(Task to complete): Print all the data, keeping every line exactly as it is.

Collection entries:
[start]

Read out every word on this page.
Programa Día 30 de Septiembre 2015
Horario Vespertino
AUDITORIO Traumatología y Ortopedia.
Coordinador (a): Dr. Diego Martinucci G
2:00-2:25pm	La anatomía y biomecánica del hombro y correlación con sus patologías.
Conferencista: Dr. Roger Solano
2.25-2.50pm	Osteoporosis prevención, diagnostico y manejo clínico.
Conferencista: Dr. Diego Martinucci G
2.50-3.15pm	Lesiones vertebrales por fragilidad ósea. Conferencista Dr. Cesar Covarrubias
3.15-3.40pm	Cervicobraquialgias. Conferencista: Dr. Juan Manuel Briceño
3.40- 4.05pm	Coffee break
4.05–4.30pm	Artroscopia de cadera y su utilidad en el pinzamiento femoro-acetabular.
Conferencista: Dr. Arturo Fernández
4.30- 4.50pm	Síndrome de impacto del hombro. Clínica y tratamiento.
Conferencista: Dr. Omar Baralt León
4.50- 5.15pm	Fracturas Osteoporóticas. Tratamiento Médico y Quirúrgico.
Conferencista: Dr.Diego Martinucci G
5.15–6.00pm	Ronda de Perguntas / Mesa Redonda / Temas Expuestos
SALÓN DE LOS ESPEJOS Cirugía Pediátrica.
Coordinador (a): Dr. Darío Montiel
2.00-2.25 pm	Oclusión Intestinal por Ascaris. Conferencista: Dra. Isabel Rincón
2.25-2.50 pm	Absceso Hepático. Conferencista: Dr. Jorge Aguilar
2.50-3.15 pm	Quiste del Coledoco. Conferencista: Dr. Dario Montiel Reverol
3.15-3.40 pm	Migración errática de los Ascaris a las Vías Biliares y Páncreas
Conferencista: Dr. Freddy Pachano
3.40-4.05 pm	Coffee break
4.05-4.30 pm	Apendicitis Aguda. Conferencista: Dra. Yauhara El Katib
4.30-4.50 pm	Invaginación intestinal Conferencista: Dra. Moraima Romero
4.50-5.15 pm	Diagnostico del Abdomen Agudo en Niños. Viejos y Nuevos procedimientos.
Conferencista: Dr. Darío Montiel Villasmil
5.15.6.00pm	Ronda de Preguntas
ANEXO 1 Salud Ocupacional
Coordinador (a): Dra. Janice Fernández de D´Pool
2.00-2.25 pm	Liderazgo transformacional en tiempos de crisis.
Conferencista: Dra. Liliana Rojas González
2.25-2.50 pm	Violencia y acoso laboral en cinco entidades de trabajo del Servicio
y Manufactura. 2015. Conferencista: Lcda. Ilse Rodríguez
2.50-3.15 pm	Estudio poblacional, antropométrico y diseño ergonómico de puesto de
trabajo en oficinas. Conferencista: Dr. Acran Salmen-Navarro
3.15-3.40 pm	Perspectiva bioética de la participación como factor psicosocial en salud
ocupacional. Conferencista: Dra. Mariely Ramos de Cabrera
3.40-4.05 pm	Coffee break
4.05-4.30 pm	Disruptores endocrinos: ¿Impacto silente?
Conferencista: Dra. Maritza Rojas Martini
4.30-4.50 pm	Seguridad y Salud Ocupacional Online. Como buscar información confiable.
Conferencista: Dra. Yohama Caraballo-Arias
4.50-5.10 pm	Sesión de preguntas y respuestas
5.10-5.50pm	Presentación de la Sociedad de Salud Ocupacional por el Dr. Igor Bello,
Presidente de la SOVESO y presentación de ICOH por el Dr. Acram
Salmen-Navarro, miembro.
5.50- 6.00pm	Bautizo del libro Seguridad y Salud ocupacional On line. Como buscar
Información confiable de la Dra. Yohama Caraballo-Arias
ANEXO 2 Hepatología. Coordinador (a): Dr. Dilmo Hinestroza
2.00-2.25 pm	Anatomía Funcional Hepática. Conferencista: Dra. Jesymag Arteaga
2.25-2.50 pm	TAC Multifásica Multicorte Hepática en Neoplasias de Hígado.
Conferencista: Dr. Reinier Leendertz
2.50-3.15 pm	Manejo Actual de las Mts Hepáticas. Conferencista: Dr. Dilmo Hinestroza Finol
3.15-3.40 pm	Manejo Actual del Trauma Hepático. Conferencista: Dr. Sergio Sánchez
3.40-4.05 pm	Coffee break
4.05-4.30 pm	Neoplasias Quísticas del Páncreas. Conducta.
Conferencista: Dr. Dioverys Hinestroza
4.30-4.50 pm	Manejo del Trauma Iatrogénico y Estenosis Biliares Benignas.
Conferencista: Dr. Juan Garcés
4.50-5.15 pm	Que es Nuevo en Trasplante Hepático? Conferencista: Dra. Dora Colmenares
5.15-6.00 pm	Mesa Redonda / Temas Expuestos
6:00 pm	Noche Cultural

[end]

(Correct output):
Read out every word on this page.
Programa Día 30 de Septiembre 2015
Horario Vespertino
AUDITORIO Traumatología y Ortopedia.
Coordinador (a): Dr. Diego Martinucci G
2:00-2:25pm	La anatomía y biomecánica del hombro y correlación con sus patologías.
Conferencista: Dr. Roger Solano
2.25-2.50pm	Osteoporosis prevención, diagnostico y manejo clínico.
Conferencista: Dr. Diego Martinucci G
2.50-3.15pm	Lesiones vertebrales por fragilidad ósea. Conferencista Dr. Cesar Covarrubias
3.15-3.40pm	Cervicobraquialgias. Conferencista: Dr. Juan Manuel Briceño
3.40- 4.05pm	Coffee break
4.05–4.30pm	Artroscopia de cadera y su utilidad en el pinzamiento femoro-acetabular.
Conferencista: Dr. Arturo Fernández
4.30- 4.50pm	Síndrome de impacto del hombro. Clínica y tratamiento.
Conferencista: Dr. Omar Baralt León
4.50- 5.15pm	Fracturas Osteoporóticas. Tratamiento Médico y Quirúrgico.
Conferencista: Dr.Diego Martinucci G
5.15–6.00pm	Ronda de Perguntas / Mesa Redonda / Temas Expuestos
SALÓN DE LOS ESPEJOS Cirugía Pediátrica.
Coordinador (a): Dr. Darío Montiel
2.00-2.25 pm	Oclusión Intestinal por Ascaris. Conferencista: Dra. Isabel Rincón
2.25-2.50 pm	Absceso Hepático. Conferencista: Dr. Jorge Aguilar
2.50-3.15 pm	Quiste del Coledoco. Conferencista: Dr. Dario Montiel Reverol
3.15-3.40 pm	Migración errática de los Ascaris a las Vías Biliares y Páncreas
Conferencista: Dr. Freddy Pachano
3.40-4.05 pm	Coffee break
4.05-4.30 pm	Apendicitis Aguda. Conferencista: Dra. Yauhara El Katib
4.30-4.50 pm	Invaginación intestinal Conferencista: Dra. Moraima Romero
4.50-5.15 pm	Diagnostico del Abdomen Agudo en Niños. Viejos y Nuevos procedimientos.
Conferencista: Dr. Darío Montiel Villasmil
5.15.6.00pm	Ronda de Preguntas
ANEXO 1 Salud Ocupacional
Coordinador (a): Dra. Janice Fernández de D´Pool
2.00-2.25 pm	Liderazgo transformacional en tiempos de crisis.
Conferencista: Dra. Liliana Rojas González
2.25-2.50 pm	Violencia y acoso laboral en cinco entidades de trabajo del Servicio
y Manufactura. 2015. Conferencista: Lcda. Ilse Rodríguez
2.50-3.15 pm	Estudio poblacional, antropométrico y diseño ergonómico de puesto de
trabajo en oficinas. Conferencista: Dr. Acran Salmen-Navarro
3.15-3.40 pm	Perspectiva bioética de la participación como factor psicosocial en salud
ocupacional. Conferencista: Dra. Mariely Ramos de Cabrera
3.40-4.05 pm	Coffee break
4.05-4.30 pm	Disruptores endocrinos: ¿Impacto silente?
Conferencista: Dra. Maritza Rojas Martini
4.30-4.50 pm	Seguridad y Salud Ocupacional Online. Como buscar información confiable.
Conferencista: Dra. Yohama Caraballo-Arias
4.50-5.10 pm	Sesión de preguntas y respuestas
5.10-5.50pm	Presentación de la Sociedad de Salud Ocupacional por el Dr. Igor Bello,
Presidente de la SOVESO y presentación de ICOH por el Dr. Acram
Salmen-Navarro, miembro.
5.50- 6.00pm	Bautizo del libro Seguridad y Salud ocupacional On line. Como buscar
Información confiable de la Dra. Yohama Caraballo-Arias
ANEXO 2 Hepatología. Coordinador (a): Dr. Dilmo Hinestroza
2.00-2.25 pm	Anatomía Funcional Hepática. Conferencista: Dra. Jesymag Arteaga
2.25-2.50 pm	TAC Multifásica Multicorte Hepática en Neoplasias de Hígado.
Conferencista: Dr. Reinier Leendertz
2.50-3.15 pm	Manejo Actual de las Mts Hepáticas. Conferencista: Dr. Dilmo Hinestroza Finol
3.15-3.40 pm	Manejo Actual del Trauma Hepático. Conferencista: Dr. Sergio Sánchez
3.40-4.05 pm	Coffee break
4.05-4.30 pm	Neoplasias Quísticas del Páncreas. Conducta.
Conferencista: Dr. Dioverys Hinestroza
4.30-4.50 pm	Manejo del Trauma Iatrogénico y Estenosis Biliares Benignas.
Conferencista: Dr. Juan Garcés
4.50-5.15 pm	Que es Nuevo en Trasplante Hepático? Conferencista: Dra. Dora Colmenares
5.15-6.00 pm	Mesa Redonda / Temas Expuestos
6:00 pm	Noche Cultural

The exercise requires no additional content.